:: Given passage ::
Time to restore the election countdown:

2020

Biden (D)(1): “If I were Joe Biden’s digital director” [Alice Marshall, Medium]. “I never see pictures of happy volunteers posing in their Biden T shirts making phone calls for Biden. Nor do I ever see Tweets about phone bank work for Biden…. if I were the Biden campaign I would regularly release numbers of how many phone calls are being made. This would demonstrate widespread enthusiasm for the candidacy. I would also encourage volunteers to post pictures of themselves wearing their Biden gear. I would most especially encourage supporters to post pictures of their dogs sporting the Biden dog collars. Dogs are irresistible click bait. I would also encourage volunteers to post about their experience phone banking. My sister tells me that the one advantage of the pandemic shut down is that people are home when you call them.” • Oddly, if any of that is being done, I’m not seeing it either.

Biden (D)(2): “Biden is on track to lose the Electoral College” [John Ellis, Boston Globe]. “You can feel the change in the press coverage. The tone of the commentary and analysis has gone from up-tempo to downbeat. ‘Biden’s doing well’ has been replaced by ‘Biden’s in trouble.’ Last Thursday put a punctuation mark on the shift. A Change Research poll was posted at CNBC.com. The top-line national number had Biden comfortably ahead. But in the six ‘battleground states,’ Biden’s lead, statistically speaking, had evaporated. What all the pros know is that the president ‘under-polls.’ Trump is usually 2 percent stronger than he ‘performs’ in any given published poll.‘People don’t want to admit they’re voting for Trump,’ said one pollster. Bloomberg News recently ran a story saying the same thing. If Trump under-polling is a matter of fact, then the races in the six battleground states, the ones that will decide the outcome in November, are dead heats. That’s a long way from where the president stood a month ago.” • Cook Political Report, below, makes the same “2 percent stronger” point in more nuanced language.

Page segmentation data
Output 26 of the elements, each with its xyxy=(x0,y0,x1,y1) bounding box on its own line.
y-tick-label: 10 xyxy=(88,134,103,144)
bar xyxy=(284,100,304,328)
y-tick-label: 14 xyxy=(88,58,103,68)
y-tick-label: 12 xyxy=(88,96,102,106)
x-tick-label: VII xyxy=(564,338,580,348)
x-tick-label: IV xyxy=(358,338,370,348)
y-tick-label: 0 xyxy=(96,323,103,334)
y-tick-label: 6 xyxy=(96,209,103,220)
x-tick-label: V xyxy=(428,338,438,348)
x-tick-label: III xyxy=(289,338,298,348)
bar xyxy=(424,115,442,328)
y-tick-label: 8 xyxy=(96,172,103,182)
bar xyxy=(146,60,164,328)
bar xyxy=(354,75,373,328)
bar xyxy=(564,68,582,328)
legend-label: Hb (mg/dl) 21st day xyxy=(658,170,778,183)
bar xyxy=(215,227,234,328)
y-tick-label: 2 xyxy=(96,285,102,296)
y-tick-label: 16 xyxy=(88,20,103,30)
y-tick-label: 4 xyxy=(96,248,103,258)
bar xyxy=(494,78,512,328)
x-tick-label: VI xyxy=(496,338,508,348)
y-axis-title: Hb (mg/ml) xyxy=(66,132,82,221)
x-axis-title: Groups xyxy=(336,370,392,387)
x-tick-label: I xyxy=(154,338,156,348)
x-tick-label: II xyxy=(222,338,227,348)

:: Exercises ::
1. Condense the paragraph of the election countdown excerpt that begins "Biden (D)(2)" into a short bulleted list that keeps its main facts.
2. Pick up the election countdown excerpt after its final sentence and carry it on in the same style.

:: Answers provided ::
1.
- In a Boston Globe piece, John Ellis argues that Biden is on track to lose the Electoral College.
- Press coverage has shifted in tone from "Biden's doing well" to "Biden's in trouble."
- A Change Research poll posted at CNBC.com last Thursday had Biden comfortably ahead nationally, but his lead in the six battleground states had statistically evaporated.
- The pros hold that Trump "under-polls," usually running 2 percent stronger than in any published poll, because people don't want to admit they're voting for him. Bloomberg News ran a story saying the same.
- If that is so, the six battleground states that will decide November are dead heats, a long way from where Trump stood a month earlier.
- The Cook Political Report makes the same "2 percent stronger" point in more nuanced language.

2.
Biden (D)(3): “In Final Stretch, Biden Defends Lead Against Trump’s Onslaught” [New York Times]. “A presidential campaign long muffled by the coronavirus pandemic will burst into a newly intense and public phase after Labor Day… Private polls conducted for both parties during and after their August conventions found the race largely stable but tightening slightly in some states… No president has entered Labor Day weekend — the traditional kickoff of the fall campaign — as such a clear underdog since George Bush in 1992…. the possibility of a knockout in the Sun Belt is enticing to Democrats.” • Sun Belt readers? What do you think?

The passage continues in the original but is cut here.